-- BEGIN EXCERPTED DATA --
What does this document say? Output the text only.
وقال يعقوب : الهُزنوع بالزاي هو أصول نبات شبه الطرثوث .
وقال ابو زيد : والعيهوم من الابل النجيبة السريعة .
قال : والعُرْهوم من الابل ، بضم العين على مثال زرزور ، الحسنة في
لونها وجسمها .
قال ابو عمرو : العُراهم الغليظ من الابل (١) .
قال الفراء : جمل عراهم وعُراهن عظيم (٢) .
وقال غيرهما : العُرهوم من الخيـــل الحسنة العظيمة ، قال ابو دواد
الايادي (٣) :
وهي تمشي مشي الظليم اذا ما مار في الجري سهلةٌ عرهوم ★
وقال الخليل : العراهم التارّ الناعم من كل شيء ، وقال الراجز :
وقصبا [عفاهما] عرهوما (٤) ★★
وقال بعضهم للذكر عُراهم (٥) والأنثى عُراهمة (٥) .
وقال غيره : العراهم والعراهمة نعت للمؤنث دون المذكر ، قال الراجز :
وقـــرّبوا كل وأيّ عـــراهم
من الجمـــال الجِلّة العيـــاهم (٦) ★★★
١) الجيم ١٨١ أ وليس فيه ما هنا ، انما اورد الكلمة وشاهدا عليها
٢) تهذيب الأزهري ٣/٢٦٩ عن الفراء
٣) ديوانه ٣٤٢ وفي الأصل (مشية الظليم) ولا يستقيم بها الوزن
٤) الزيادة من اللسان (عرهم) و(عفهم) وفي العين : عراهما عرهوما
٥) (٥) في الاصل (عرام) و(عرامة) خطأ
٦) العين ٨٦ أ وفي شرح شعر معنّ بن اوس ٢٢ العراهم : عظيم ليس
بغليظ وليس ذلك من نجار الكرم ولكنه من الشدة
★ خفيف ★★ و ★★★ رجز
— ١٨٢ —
-- END EXCERPTED DATA --
_PROBLEM DETAILS_: Say how many lines contain the string "الابل", giving nothing but the count.

_RESULT_: 3